→ Dataset records

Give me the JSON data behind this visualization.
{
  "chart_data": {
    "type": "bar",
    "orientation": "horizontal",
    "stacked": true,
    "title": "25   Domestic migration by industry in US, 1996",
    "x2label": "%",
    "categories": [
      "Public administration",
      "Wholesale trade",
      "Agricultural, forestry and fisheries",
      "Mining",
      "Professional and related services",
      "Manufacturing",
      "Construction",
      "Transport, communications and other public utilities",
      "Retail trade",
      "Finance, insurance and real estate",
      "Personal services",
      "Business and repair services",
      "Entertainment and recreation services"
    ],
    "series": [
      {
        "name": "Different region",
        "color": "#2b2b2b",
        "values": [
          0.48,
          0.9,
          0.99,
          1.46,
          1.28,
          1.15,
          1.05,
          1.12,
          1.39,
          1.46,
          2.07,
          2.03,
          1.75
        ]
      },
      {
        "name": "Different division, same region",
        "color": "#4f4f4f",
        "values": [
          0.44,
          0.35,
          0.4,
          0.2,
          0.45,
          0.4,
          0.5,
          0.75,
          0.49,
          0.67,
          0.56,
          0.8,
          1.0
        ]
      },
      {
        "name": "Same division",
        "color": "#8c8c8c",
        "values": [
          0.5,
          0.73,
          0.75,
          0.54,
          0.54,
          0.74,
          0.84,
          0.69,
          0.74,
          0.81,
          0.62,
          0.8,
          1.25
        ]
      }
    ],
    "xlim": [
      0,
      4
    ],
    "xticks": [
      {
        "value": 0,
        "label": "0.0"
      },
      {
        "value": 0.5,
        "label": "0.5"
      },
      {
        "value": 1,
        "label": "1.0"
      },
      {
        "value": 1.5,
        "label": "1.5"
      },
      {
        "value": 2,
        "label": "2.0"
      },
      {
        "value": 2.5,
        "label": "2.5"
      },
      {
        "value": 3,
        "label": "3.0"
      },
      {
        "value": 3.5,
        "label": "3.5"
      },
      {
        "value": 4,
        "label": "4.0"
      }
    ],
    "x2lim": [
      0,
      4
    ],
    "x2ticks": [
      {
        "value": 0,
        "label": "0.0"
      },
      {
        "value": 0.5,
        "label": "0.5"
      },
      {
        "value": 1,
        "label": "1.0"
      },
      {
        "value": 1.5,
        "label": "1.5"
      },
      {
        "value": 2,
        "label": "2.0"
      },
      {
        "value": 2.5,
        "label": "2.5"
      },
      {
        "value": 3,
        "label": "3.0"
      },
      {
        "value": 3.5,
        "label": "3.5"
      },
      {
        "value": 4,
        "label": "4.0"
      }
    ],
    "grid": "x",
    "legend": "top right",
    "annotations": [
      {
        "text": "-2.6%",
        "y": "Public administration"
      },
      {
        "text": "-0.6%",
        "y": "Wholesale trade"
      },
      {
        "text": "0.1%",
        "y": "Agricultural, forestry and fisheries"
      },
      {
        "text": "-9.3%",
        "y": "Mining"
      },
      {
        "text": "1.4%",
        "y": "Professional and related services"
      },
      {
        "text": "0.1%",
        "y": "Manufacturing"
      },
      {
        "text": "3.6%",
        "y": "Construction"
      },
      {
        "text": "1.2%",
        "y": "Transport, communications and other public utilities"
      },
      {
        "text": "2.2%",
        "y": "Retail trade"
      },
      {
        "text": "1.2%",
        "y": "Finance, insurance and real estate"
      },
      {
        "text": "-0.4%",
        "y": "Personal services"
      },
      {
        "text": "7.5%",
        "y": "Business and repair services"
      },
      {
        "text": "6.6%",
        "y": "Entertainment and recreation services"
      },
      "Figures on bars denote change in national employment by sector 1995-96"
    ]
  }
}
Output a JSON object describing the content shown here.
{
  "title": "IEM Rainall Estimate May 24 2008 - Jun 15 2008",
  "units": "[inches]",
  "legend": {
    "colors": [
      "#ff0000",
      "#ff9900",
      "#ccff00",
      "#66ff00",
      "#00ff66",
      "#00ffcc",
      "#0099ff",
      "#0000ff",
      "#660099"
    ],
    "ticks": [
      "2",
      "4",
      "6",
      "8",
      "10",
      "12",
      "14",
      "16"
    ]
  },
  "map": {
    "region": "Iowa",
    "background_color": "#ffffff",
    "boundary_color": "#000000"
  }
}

→ Instructions for the task
Reproduce the records above exactly.

→ Solution to the exercise
Give me the JSON data behind this visualization.
{
  "chart_data": {
    "type": "bar",
    "orientation": "horizontal",
    "stacked": true,
    "title": "25   Domestic migration by industry in US, 1996",
    "x2label": "%",
    "categories": [
      "Public administration",
      "Wholesale trade",
      "Agricultural, forestry and fisheries",
      "Mining",
      "Professional and related services",
      "Manufacturing",
      "Construction",
      "Transport, communications and other public utilities",
      "Retail trade",
      "Finance, insurance and real estate",
      "Personal services",
      "Business and repair services",
      "Entertainment and recreation services"
    ],
    "series": [
      {
        "name": "Different region",
        "color": "#2b2b2b",
        "values": [
          0.48,
          0.9,
          0.99,
          1.46,
          1.28,
          1.15,
          1.05,
          1.12,
          1.39,
          1.46,
          2.07,
          2.03,
          1.75
        ]
      },
      {
        "name": "Different division, same region",
        "color": "#4f4f4f",
        "values": [
          0.44,
          0.35,
          0.4,
          0.2,
          0.45,
          0.4,
          0.5,
          0.75,
          0.49,
          0.67,
          0.56,
          0.8,
          1.0
        ]
      },
      {
        "name": "Same division",
        "color": "#8c8c8c",
        "values": [
          0.5,
          0.73,
          0.75,
          0.54,
          0.54,
          0.74,
          0.84,
          0.69,
          0.74,
          0.81,
          0.62,
          0.8,
          1.25
        ]
      }
    ],
    "xlim": [
      0,
      4
    ],
    "xticks": [
      {
        "value": 0,
        "label": "0.0"
      },
      {
        "value": 0.5,
        "label": "0.5"
      },
      {
        "value": 1,
        "label": "1.0"
      },
      {
        "value": 1.5,
        "label": "1.5"
      },
      {
        "value": 2,
        "label": "2.0"
      },
      {
        "value": 2.5,
        "label": "2.5"
      },
      {
        "value": 3,
        "label": "3.0"
      },
      {
        "value": 3.5,
        "label": "3.5"
      },
      {
        "value": 4,
        "label": "4.0"
      }
    ],
    "x2lim": [
      0,
      4
    ],
    "x2ticks": [
      {
        "value": 0,
        "label": "0.0"
      },
      {
        "value": 0.5,
        "label": "0.5"
      },
      {
        "value": 1,
        "label": "1.0"
      },
      {
        "value": 1.5,
        "label": "1.5"
      },
      {
        "value": 2,
        "label": "2.0"
      },
      {
        "value": 2.5,
        "label": "2.5"
      },
      {
        "value": 3,
        "label": "3.0"
      },
      {
        "value": 3.5,
        "label": "3.5"
      },
      {
        "value": 4,
        "label": "4.0"
      }
    ],
    "grid": "x",
    "legend": "top right",
    "annotations": [
      {
        "text": "-2.6%",
        "y": "Public administration"
      },
      {
        "text": "-0.6%",
        "y": "Wholesale trade"
      },
      {
        "text": "0.1%",
        "y": "Agricultural, forestry and fisheries"
      },
      {
        "text": "-9.3%",
        "y": "Mining"
      },
      {
        "text": "1.4%",
        "y": "Professional and related services"
      },
      {
        "text": "0.1%",
        "y": "Manufacturing"
      },
      {
        "text": "3.6%",
        "y": "Construction"
      },
      {
        "text": "1.2%",
        "y": "Transport, communications and other public utilities"
      },
      {
        "text": "2.2%",
        "y": "Retail trade"
      },
      {
        "text": "1.2%",
        "y": "Finance, insurance and real estate"
      },
      {
        "text": "-0.4%",
        "y": "Personal services"
      },
      {
        "text": "7.5%",
        "y": "Business and repair services"
      },
      {
        "text": "6.6%",
        "y": "Entertainment and recreation services"
      },
      "Figures on bars denote change in national employment by sector 1995-96"
    ]
  }
}
Output a JSON object describing the content shown here.
{
  "title": "IEM Rainall Estimate May 24 2008 - Jun 15 2008",
  "units": "[inches]",
  "legend": {
    "colors": [
      "#ff0000",
      "#ff9900",
      "#ccff00",
      "#66ff00",
      "#00ff66",
      "#00ffcc",
      "#0099ff",
      "#0000ff",
      "#660099"
    ],
    "ticks": [
      "2",
      "4",
      "6",
      "8",
      "10",
      "12",
      "14",
      "16"
    ]
  },
  "map": {
    "region": "Iowa",
    "background_color": "#ffffff",
    "boundary_color": "#000000"
  }
}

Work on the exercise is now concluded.